───── Recorded information ─────

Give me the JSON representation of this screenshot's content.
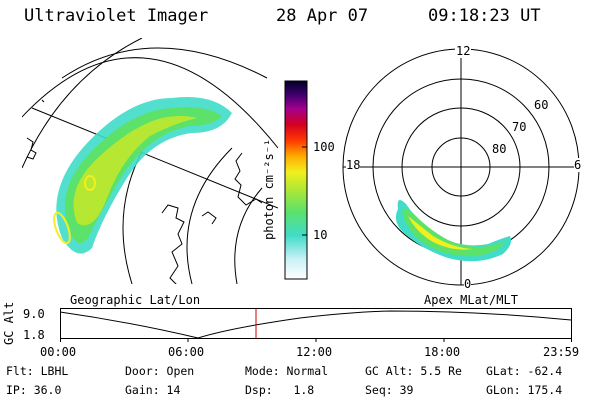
{
  "header": {
    "instrument": "Ultraviolet Imager",
    "date": "28 Apr 07",
    "time": "09:18:23 UT"
  },
  "colorbar": {
    "unit_label": "photon cm⁻²s⁻¹",
    "ticks": [
      "100",
      "10"
    ],
    "scale": "log",
    "colors": [
      "#ffffff",
      "#c9f1f6",
      "#40dcc8",
      "#5ce16a",
      "#b6e833",
      "#f2ef1f",
      "#ffab00",
      "#ff3800",
      "#d40022",
      "#a3008c",
      "#3f006f",
      "#000028"
    ]
  },
  "geo_panel": {
    "title": "Geographic Lat/Lon"
  },
  "polar_panel": {
    "title": "Apex MLat/MLT",
    "mlt_labels": {
      "top": "12",
      "left": "18",
      "right": "6",
      "bottom": "0"
    },
    "lat_labels": [
      "60",
      "70",
      "80"
    ]
  },
  "altitude_plot": {
    "axis_label": "GC Alt",
    "ytick_top": "9.0",
    "ytick_bottom": "1.8",
    "xticks": [
      "00:00",
      "06:00",
      "12:00",
      "18:00",
      "23:59"
    ],
    "marker_color": "#cc0000"
  },
  "status": {
    "flt": "Flt: LBHL",
    "ip": "IP: 36.0",
    "door": "Door: Open",
    "gain": "Gain: 14",
    "mode": "Mode: Normal",
    "dsp": "Dsp:   1.8",
    "gc_alt": "GC Alt: 5.5 Re",
    "seq": "Seq: 39",
    "glat": "GLat: -62.4",
    "glon": "GLon: 175.4"
  }
}
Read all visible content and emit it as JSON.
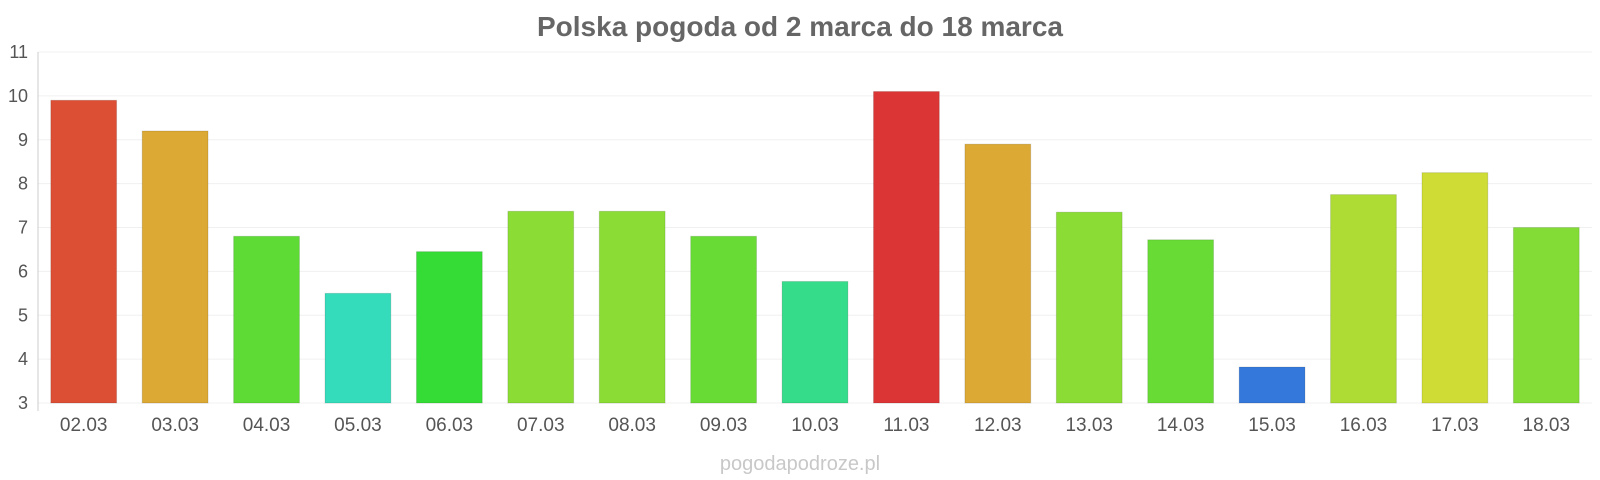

─────

Report how many lines of the listing hold the word "JSON", with nothing but the number.

### [Written answer]
2